Return every one of the following items verbatim, reproducing each line without any change.
───── DATA LISTING
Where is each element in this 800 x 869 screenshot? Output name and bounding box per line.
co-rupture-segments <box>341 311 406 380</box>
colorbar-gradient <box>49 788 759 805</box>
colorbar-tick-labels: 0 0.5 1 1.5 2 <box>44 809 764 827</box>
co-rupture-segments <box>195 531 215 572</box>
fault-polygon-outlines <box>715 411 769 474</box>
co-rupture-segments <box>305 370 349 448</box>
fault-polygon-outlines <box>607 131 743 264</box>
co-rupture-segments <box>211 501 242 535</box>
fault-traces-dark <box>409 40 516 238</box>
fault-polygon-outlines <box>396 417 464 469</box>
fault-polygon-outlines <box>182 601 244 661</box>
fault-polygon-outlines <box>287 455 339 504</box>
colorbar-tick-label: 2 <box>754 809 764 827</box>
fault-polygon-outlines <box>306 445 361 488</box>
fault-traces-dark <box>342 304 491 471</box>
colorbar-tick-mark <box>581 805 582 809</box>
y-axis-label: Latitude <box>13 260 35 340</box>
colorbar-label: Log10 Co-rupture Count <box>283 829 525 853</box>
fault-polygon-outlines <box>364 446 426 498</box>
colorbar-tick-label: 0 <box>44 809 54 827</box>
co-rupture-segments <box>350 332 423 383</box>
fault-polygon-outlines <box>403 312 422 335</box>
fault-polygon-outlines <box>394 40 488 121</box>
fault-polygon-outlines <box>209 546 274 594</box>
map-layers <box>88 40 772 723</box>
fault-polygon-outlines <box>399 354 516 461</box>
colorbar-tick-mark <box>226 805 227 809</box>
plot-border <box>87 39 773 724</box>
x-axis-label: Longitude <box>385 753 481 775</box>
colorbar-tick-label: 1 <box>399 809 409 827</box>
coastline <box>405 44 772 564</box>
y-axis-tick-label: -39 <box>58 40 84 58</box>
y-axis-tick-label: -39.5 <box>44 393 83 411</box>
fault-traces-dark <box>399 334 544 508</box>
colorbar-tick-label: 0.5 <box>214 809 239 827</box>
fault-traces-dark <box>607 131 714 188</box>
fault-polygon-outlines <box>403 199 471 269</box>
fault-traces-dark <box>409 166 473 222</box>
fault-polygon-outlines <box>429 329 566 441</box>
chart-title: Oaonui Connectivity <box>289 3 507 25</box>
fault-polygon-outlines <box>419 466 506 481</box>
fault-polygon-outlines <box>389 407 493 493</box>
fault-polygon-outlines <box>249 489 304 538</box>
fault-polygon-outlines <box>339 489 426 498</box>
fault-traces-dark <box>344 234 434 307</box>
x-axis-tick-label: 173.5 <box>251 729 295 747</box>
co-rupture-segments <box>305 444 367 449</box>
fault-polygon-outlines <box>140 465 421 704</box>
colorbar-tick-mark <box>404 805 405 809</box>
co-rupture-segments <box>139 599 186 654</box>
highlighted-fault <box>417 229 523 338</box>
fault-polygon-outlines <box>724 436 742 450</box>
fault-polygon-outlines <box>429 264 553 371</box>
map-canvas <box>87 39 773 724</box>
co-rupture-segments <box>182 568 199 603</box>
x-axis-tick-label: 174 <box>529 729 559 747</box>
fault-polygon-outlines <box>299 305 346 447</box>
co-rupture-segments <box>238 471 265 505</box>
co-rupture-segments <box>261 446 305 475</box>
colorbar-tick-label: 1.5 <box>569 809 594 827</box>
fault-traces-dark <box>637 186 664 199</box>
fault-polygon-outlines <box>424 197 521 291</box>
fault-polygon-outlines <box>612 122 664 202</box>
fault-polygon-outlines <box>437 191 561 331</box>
──────────
— EXERCISE RESPONSE —
Where is each element in this 800 x 869 screenshot? Output name and bounding box per line.
co-rupture-segments <box>341 311 406 380</box>
colorbar-gradient <box>49 788 759 805</box>
colorbar-tick-labels: 0 0.5 1 1.5 2 <box>44 809 764 827</box>
co-rupture-segments <box>195 531 215 572</box>
fault-polygon-outlines <box>715 411 769 474</box>
co-rupture-segments <box>305 370 349 448</box>
fault-polygon-outlines <box>607 131 743 264</box>
co-rupture-segments <box>211 501 242 535</box>
fault-traces-dark <box>409 40 516 238</box>
fault-polygon-outlines <box>396 417 464 469</box>
fault-polygon-outlines <box>182 601 244 661</box>
fault-polygon-outlines <box>287 455 339 504</box>
colorbar-tick-label: 2 <box>754 809 764 827</box>
fault-polygon-outlines <box>306 445 361 488</box>
fault-traces-dark <box>342 304 491 471</box>
colorbar-tick-mark <box>581 805 582 809</box>
y-axis-label: Latitude <box>13 260 35 340</box>
colorbar-label: Log10 Co-rupture Count <box>283 829 525 853</box>
fault-polygon-outlines <box>364 446 426 498</box>
colorbar-tick-label: 0 <box>44 809 54 827</box>
co-rupture-segments <box>350 332 423 383</box>
fault-polygon-outlines <box>403 312 422 335</box>
fault-polygon-outlines <box>394 40 488 121</box>
fault-polygon-outlines <box>209 546 274 594</box>
map-layers <box>88 40 772 723</box>
fault-polygon-outlines <box>399 354 516 461</box>
colorbar-tick-mark <box>226 805 227 809</box>
plot-border <box>87 39 773 724</box>
x-axis-label: Longitude <box>385 753 481 775</box>
colorbar-tick-label: 1 <box>399 809 409 827</box>
coastline <box>405 44 772 564</box>
y-axis-tick-label: -39 <box>58 40 84 58</box>
y-axis-tick-label: -39.5 <box>44 393 83 411</box>
fault-traces-dark <box>399 334 544 508</box>
colorbar-tick-label: 0.5 <box>214 809 239 827</box>
fault-traces-dark <box>607 131 714 188</box>
fault-polygon-outlines <box>403 199 471 269</box>
fault-traces-dark <box>409 166 473 222</box>
fault-polygon-outlines <box>429 329 566 441</box>
chart-title: Oaonui Connectivity <box>289 3 507 25</box>
fault-polygon-outlines <box>419 466 506 481</box>
fault-polygon-outlines <box>389 407 493 493</box>
fault-polygon-outlines <box>249 489 304 538</box>
fault-polygon-outlines <box>339 489 426 498</box>
fault-traces-dark <box>344 234 434 307</box>
x-axis-tick-label: 173.5 <box>251 729 295 747</box>
co-rupture-segments <box>305 444 367 449</box>
fault-polygon-outlines <box>140 465 421 704</box>
colorbar-tick-mark <box>404 805 405 809</box>
co-rupture-segments <box>139 599 186 654</box>
highlighted-fault <box>417 229 523 338</box>
fault-polygon-outlines <box>724 436 742 450</box>
fault-polygon-outlines <box>429 264 553 371</box>
map-canvas <box>87 39 773 724</box>
co-rupture-segments <box>182 568 199 603</box>
x-axis-tick-label: 174 <box>529 729 559 747</box>
fault-polygon-outlines <box>299 305 346 447</box>
co-rupture-segments <box>238 471 265 505</box>
co-rupture-segments <box>261 446 305 475</box>
colorbar-tick-label: 1.5 <box>569 809 594 827</box>
fault-traces-dark <box>637 186 664 199</box>
fault-polygon-outlines <box>424 197 521 291</box>
fault-polygon-outlines <box>612 122 664 202</box>
fault-polygon-outlines <box>437 191 561 331</box>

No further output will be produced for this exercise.